→ **Your objective**:
Give every line of the data again, unchanged, but with no pictures.

→ **Entries provided**:
========================

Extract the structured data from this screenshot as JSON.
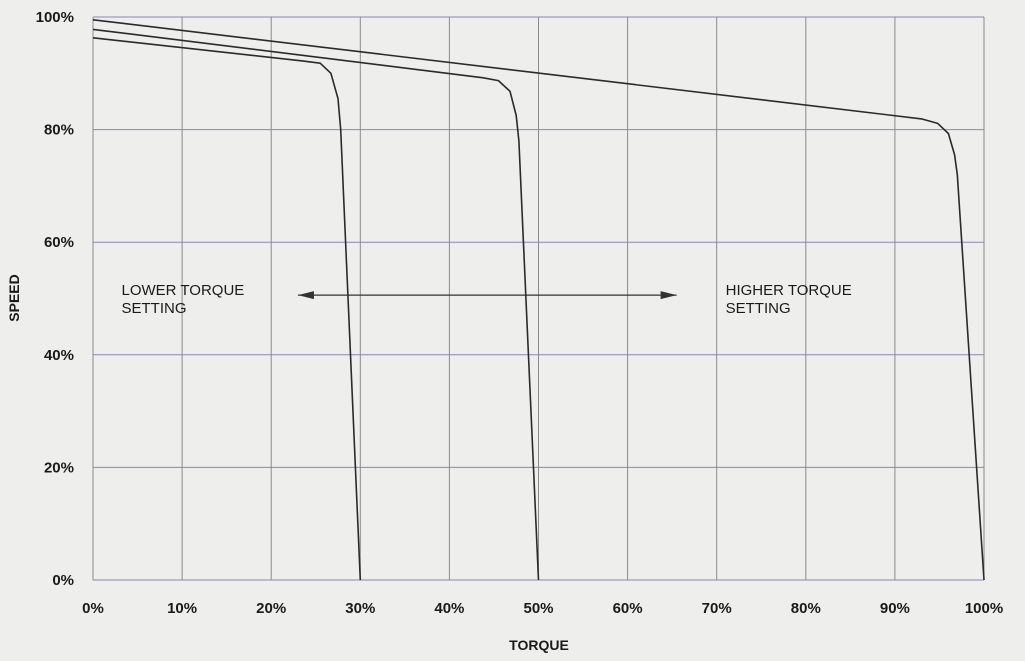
{
  "chart_data": {
    "type": "line",
    "title": "",
    "xlabel": "TORQUE",
    "ylabel": "SPEED",
    "xlim": [
      0,
      100
    ],
    "ylim": [
      0,
      100
    ],
    "x_ticks": [
      0,
      10,
      20,
      30,
      40,
      50,
      60,
      70,
      80,
      90,
      100
    ],
    "y_ticks": [
      0,
      20,
      40,
      60,
      80,
      100
    ],
    "x_tick_labels": [
      "0%",
      "10%",
      "20%",
      "30%",
      "40%",
      "50%",
      "60%",
      "70%",
      "80%",
      "90%",
      "100%"
    ],
    "y_tick_labels": [
      "0%",
      "20%",
      "40%",
      "60%",
      "80%",
      "100%"
    ],
    "grid": true,
    "legend": "none",
    "series": [
      {
        "points": [
          [
            0,
            96.3
          ],
          [
            23.5,
            92.2
          ],
          [
            25.5,
            91.8
          ],
          [
            26.7,
            90.0
          ],
          [
            27.5,
            85.5
          ],
          [
            27.8,
            80.0
          ],
          [
            30.0,
            0
          ]
        ]
      },
      {
        "points": [
          [
            0,
            97.8
          ],
          [
            43.8,
            89.2
          ],
          [
            45.5,
            88.7
          ],
          [
            46.8,
            86.8
          ],
          [
            47.5,
            82.5
          ],
          [
            47.8,
            78.0
          ],
          [
            50.0,
            0
          ]
        ]
      },
      {
        "points": [
          [
            0,
            99.5
          ],
          [
            93.0,
            81.9
          ],
          [
            94.8,
            81.1
          ],
          [
            96.0,
            79.3
          ],
          [
            96.7,
            75.5
          ],
          [
            97.0,
            72.0
          ],
          [
            100.0,
            0
          ]
        ]
      }
    ],
    "annotations": [
      {
        "lines": [
          "LOWER TORQUE",
          "SETTING"
        ],
        "x": 3.2,
        "y": 50.6
      },
      {
        "lines": [
          "HIGHER TORQUE",
          "SETTING"
        ],
        "x": 71.0,
        "y": 50.6
      }
    ],
    "arrow": {
      "from": [
        23,
        50.6
      ],
      "to": [
        65.5,
        50.6
      ]
    }
  }
}
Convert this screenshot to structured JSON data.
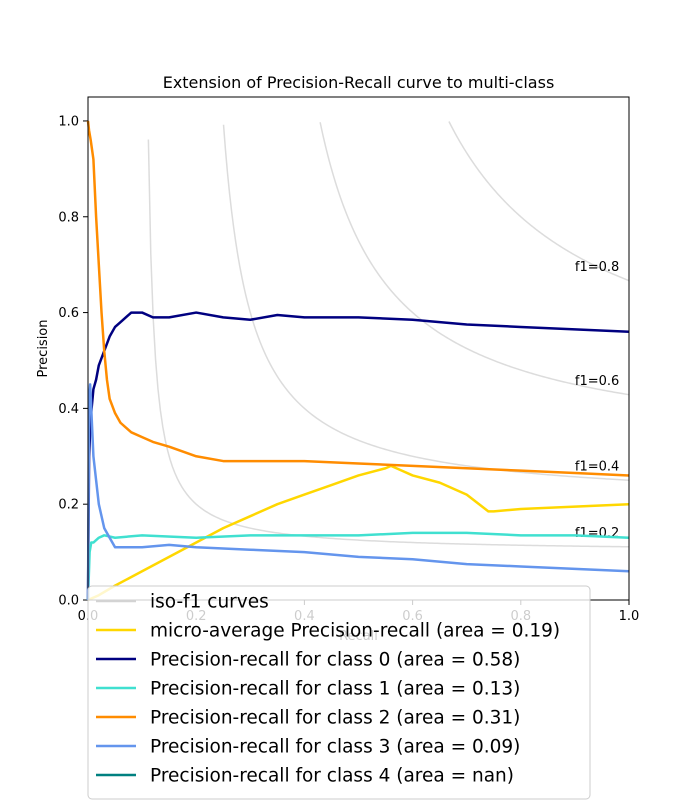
{
  "chart_data": {
    "type": "line",
    "title": "Extension of Precision-Recall curve to multi-class",
    "xlabel": "Recall",
    "ylabel": "Precision",
    "xlim": [
      0.0,
      1.0
    ],
    "ylim": [
      0.0,
      1.05
    ],
    "x_ticks": [
      "0.0",
      "0.2",
      "0.4",
      "0.6",
      "0.8",
      "1.0"
    ],
    "y_ticks": [
      "0.0",
      "0.2",
      "0.4",
      "0.6",
      "0.8",
      "1.0"
    ],
    "grid": false,
    "legend_position": "lower-left",
    "iso_f1": {
      "color": "#d3d3d3",
      "values": [
        0.2,
        0.4,
        0.6,
        0.8
      ],
      "labels": [
        "f1=0.2",
        "f1=0.4",
        "f1=0.6",
        "f1=0.8"
      ]
    },
    "series": [
      {
        "name": "micro-average Precision-recall (area = 0.19)",
        "color": "#ffd700",
        "x": [
          0.0,
          0.02,
          0.05,
          0.1,
          0.15,
          0.2,
          0.25,
          0.3,
          0.35,
          0.4,
          0.45,
          0.5,
          0.55,
          0.56,
          0.58,
          0.6,
          0.65,
          0.7,
          0.74,
          0.75,
          0.8,
          0.9,
          1.0
        ],
        "y": [
          0.0,
          0.01,
          0.03,
          0.06,
          0.09,
          0.12,
          0.15,
          0.175,
          0.2,
          0.22,
          0.24,
          0.26,
          0.275,
          0.28,
          0.27,
          0.26,
          0.245,
          0.22,
          0.185,
          0.185,
          0.19,
          0.195,
          0.2
        ]
      },
      {
        "name": "Precision-recall for class 0 (area = 0.58)",
        "color": "#000080",
        "x": [
          0.0,
          0.002,
          0.005,
          0.01,
          0.015,
          0.02,
          0.03,
          0.04,
          0.05,
          0.06,
          0.08,
          0.1,
          0.12,
          0.15,
          0.2,
          0.25,
          0.3,
          0.35,
          0.4,
          0.5,
          0.6,
          0.7,
          0.8,
          0.9,
          1.0
        ],
        "y": [
          0.0,
          0.3,
          0.38,
          0.44,
          0.46,
          0.49,
          0.52,
          0.55,
          0.57,
          0.58,
          0.6,
          0.6,
          0.59,
          0.59,
          0.6,
          0.59,
          0.585,
          0.595,
          0.59,
          0.59,
          0.585,
          0.575,
          0.57,
          0.565,
          0.56
        ]
      },
      {
        "name": "Precision-recall for class 1 (area = 0.13)",
        "color": "#40e0d0",
        "x": [
          0.0,
          0.003,
          0.006,
          0.01,
          0.02,
          0.03,
          0.05,
          0.1,
          0.2,
          0.3,
          0.4,
          0.5,
          0.6,
          0.7,
          0.8,
          0.9,
          1.0
        ],
        "y": [
          0.0,
          0.1,
          0.12,
          0.12,
          0.13,
          0.135,
          0.13,
          0.135,
          0.13,
          0.135,
          0.135,
          0.135,
          0.14,
          0.14,
          0.135,
          0.135,
          0.13
        ]
      },
      {
        "name": "Precision-recall for class 2 (area = 0.31)",
        "color": "#ff8c00",
        "x": [
          0.0,
          0.002,
          0.005,
          0.01,
          0.015,
          0.02,
          0.025,
          0.03,
          0.035,
          0.04,
          0.05,
          0.06,
          0.07,
          0.08,
          0.1,
          0.12,
          0.15,
          0.2,
          0.25,
          0.3,
          0.4,
          0.5,
          0.6,
          0.7,
          0.8,
          0.9,
          1.0
        ],
        "y": [
          1.0,
          0.98,
          0.96,
          0.92,
          0.8,
          0.7,
          0.6,
          0.52,
          0.46,
          0.42,
          0.39,
          0.37,
          0.36,
          0.35,
          0.34,
          0.33,
          0.32,
          0.3,
          0.29,
          0.29,
          0.29,
          0.285,
          0.28,
          0.275,
          0.27,
          0.265,
          0.26
        ]
      },
      {
        "name": "Precision-recall for class 3 (area = 0.09)",
        "color": "#6495ed",
        "x": [
          0.0,
          0.002,
          0.004,
          0.006,
          0.008,
          0.01,
          0.015,
          0.02,
          0.03,
          0.04,
          0.05,
          0.07,
          0.1,
          0.15,
          0.2,
          0.3,
          0.4,
          0.5,
          0.6,
          0.7,
          0.8,
          0.9,
          1.0
        ],
        "y": [
          0.0,
          0.42,
          0.45,
          0.4,
          0.35,
          0.3,
          0.25,
          0.2,
          0.15,
          0.13,
          0.11,
          0.11,
          0.11,
          0.115,
          0.11,
          0.105,
          0.1,
          0.09,
          0.085,
          0.075,
          0.07,
          0.065,
          0.06
        ]
      },
      {
        "name": "Precision-recall for class 4 (area = nan)",
        "color": "#008080",
        "x": [
          0.0,
          0.0
        ],
        "y": [
          0.0,
          0.0
        ]
      },
      {
        "name": "iso-f1 curves",
        "color": "#d3d3d3",
        "x": [
          0.0,
          0.0
        ],
        "y": [
          0.0,
          0.0
        ]
      }
    ],
    "legend_order": [
      6,
      0,
      1,
      2,
      3,
      4,
      5
    ]
  }
}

========================

→ **Task answer**:
Extract the structured data from this screenshot as JSON.
{
  "chart_data": {
    "type": "line",
    "title": "",
    "xlabel": "TORQUE",
    "ylabel": "SPEED",
    "xlim": [
      0,
      100
    ],
    "ylim": [
      0,
      100
    ],
    "x_ticks": [
      0,
      10,
      20,
      30,
      40,
      50,
      60,
      70,
      80,
      90,
      100
    ],
    "y_ticks": [
      0,
      20,
      40,
      60,
      80,
      100
    ],
    "x_tick_labels": [
      "0%",
      "10%",
      "20%",
      "30%",
      "40%",
      "50%",
      "60%",
      "70%",
      "80%",
      "90%",
      "100%"
    ],
    "y_tick_labels": [
      "0%",
      "20%",
      "40%",
      "60%",
      "80%",
      "100%"
    ],
    "grid": true,
    "legend": "none",
    "series": [
      {
        "points": [
          [
            0,
            96.3
          ],
          [
            23.5,
            92.2
          ],
          [
            25.5,
            91.8
          ],
          [
            26.7,
            90.0
          ],
          [
            27.5,
            85.5
          ],
          [
            27.8,
            80.0
          ],
          [
            30.0,
            0
          ]
        ]
      },
      {
        "points": [
          [
            0,
            97.8
          ],
          [
            43.8,
            89.2
          ],
          [
            45.5,
            88.7
          ],
          [
            46.8,
            86.8
          ],
          [
            47.5,
            82.5
          ],
          [
            47.8,
            78.0
          ],
          [
            50.0,
            0
          ]
        ]
      },
      {
        "points": [
          [
            0,
            99.5
          ],
          [
            93.0,
            81.9
          ],
          [
            94.8,
            81.1
          ],
          [
            96.0,
            79.3
          ],
          [
            96.7,
            75.5
          ],
          [
            97.0,
            72.0
          ],
          [
            100.0,
            0
          ]
        ]
      }
    ],
    "annotations": [
      {
        "lines": [
          "LOWER TORQUE",
          "SETTING"
        ],
        "x": 3.2,
        "y": 50.6
      },
      {
        "lines": [
          "HIGHER TORQUE",
          "SETTING"
        ],
        "x": 71.0,
        "y": 50.6
      }
    ],
    "arrow": {
      "from": [
        23,
        50.6
      ],
      "to": [
        65.5,
        50.6
      ]
    }
  }
}
Convert this screenshot to structured JSON data.
{
  "chart_data": {
    "type": "line",
    "title": "Extension of Precision-Recall curve to multi-class",
    "xlabel": "Recall",
    "ylabel": "Precision",
    "xlim": [
      0.0,
      1.0
    ],
    "ylim": [
      0.0,
      1.05
    ],
    "x_ticks": [
      "0.0",
      "0.2",
      "0.4",
      "0.6",
      "0.8",
      "1.0"
    ],
    "y_ticks": [
      "0.0",
      "0.2",
      "0.4",
      "0.6",
      "0.8",
      "1.0"
    ],
    "grid": false,
    "legend_position": "lower-left",
    "iso_f1": {
      "color": "#d3d3d3",
      "values": [
        0.2,
        0.4,
        0.6,
        0.8
      ],
      "labels": [
        "f1=0.2",
        "f1=0.4",
        "f1=0.6",
        "f1=0.8"
      ]
    },
    "series": [
      {
        "name": "micro-average Precision-recall (area = 0.19)",
        "color": "#ffd700",
        "x": [
          0.0,
          0.02,
          0.05,
          0.1,
          0.15,
          0.2,
          0.25,
          0.3,
          0.35,
          0.4,
          0.45,
          0.5,
          0.55,
          0.56,
          0.58,
          0.6,
          0.65,
          0.7,
          0.74,
          0.75,
          0.8,
          0.9,
          1.0
        ],
        "y": [
          0.0,
          0.01,
          0.03,
          0.06,
          0.09,
          0.12,
          0.15,
          0.175,
          0.2,
          0.22,
          0.24,
          0.26,
          0.275,
          0.28,
          0.27,
          0.26,
          0.245,
          0.22,
          0.185,
          0.185,
          0.19,
          0.195,
          0.2
        ]
      },
      {
        "name": "Precision-recall for class 0 (area = 0.58)",
        "color": "#000080",
        "x": [
          0.0,
          0.002,
          0.005,
          0.01,
          0.015,
          0.02,
          0.03,
          0.04,
          0.05,
          0.06,
          0.08,
          0.1,
          0.12,
          0.15,
          0.2,
          0.25,
          0.3,
          0.35,
          0.4,
          0.5,
          0.6,
          0.7,
          0.8,
          0.9,
          1.0
        ],
        "y": [
          0.0,
          0.3,
          0.38,
          0.44,
          0.46,
          0.49,
          0.52,
          0.55,
          0.57,
          0.58,
          0.6,
          0.6,
          0.59,
          0.59,
          0.6,
          0.59,
          0.585,
          0.595,
          0.59,
          0.59,
          0.585,
          0.575,
          0.57,
          0.565,
          0.56
        ]
      },
      {
        "name": "Precision-recall for class 1 (area = 0.13)",
        "color": "#40e0d0",
        "x": [
          0.0,
          0.003,
          0.006,
          0.01,
          0.02,
          0.03,
          0.05,
          0.1,
          0.2,
          0.3,
          0.4,
          0.5,
          0.6,
          0.7,
          0.8,
          0.9,
          1.0
        ],
        "y": [
          0.0,
          0.1,
          0.12,
          0.12,
          0.13,
          0.135,
          0.13,
          0.135,
          0.13,
          0.135,
          0.135,
          0.135,
          0.14,
          0.14,
          0.135,
          0.135,
          0.13
        ]
      },
      {
        "name": "Precision-recall for class 2 (area = 0.31)",
        "color": "#ff8c00",
        "x": [
          0.0,
          0.002,
          0.005,
          0.01,
          0.015,
          0.02,
          0.025,
          0.03,
          0.035,
          0.04,
          0.05,
          0.06,
          0.07,
          0.08,
          0.1,
          0.12,
          0.15,
          0.2,
          0.25,
          0.3,
          0.4,
          0.5,
          0.6,
          0.7,
          0.8,
          0.9,
          1.0
        ],
        "y": [
          1.0,
          0.98,
          0.96,
          0.92,
          0.8,
          0.7,
          0.6,
          0.52,
          0.46,
          0.42,
          0.39,
          0.37,
          0.36,
          0.35,
          0.34,
          0.33,
          0.32,
          0.3,
          0.29,
          0.29,
          0.29,
          0.285,
          0.28,
          0.275,
          0.27,
          0.265,
          0.26
        ]
      },
      {
        "name": "Precision-recall for class 3 (area = 0.09)",
        "color": "#6495ed",
        "x": [
          0.0,
          0.002,
          0.004,
          0.006,
          0.008,
          0.01,
          0.015,
          0.02,
          0.03,
          0.04,
          0.05,
          0.07,
          0.1,
          0.15,
          0.2,
          0.3,
          0.4,
          0.5,
          0.6,
          0.7,
          0.8,
          0.9,
          1.0
        ],
        "y": [
          0.0,
          0.42,
          0.45,
          0.4,
          0.35,
          0.3,
          0.25,
          0.2,
          0.15,
          0.13,
          0.11,
          0.11,
          0.11,
          0.115,
          0.11,
          0.105,
          0.1,
          0.09,
          0.085,
          0.075,
          0.07,
          0.065,
          0.06
        ]
      },
      {
        "name": "Precision-recall for class 4 (area = nan)",
        "color": "#008080",
        "x": [
          0.0,
          0.0
        ],
        "y": [
          0.0,
          0.0
        ]
      },
      {
        "name": "iso-f1 curves",
        "color": "#d3d3d3",
        "x": [
          0.0,
          0.0
        ],
        "y": [
          0.0,
          0.0
        ]
      }
    ],
    "legend_order": [
      6,
      0,
      1,
      2,
      3,
      4,
      5
    ]
  }
}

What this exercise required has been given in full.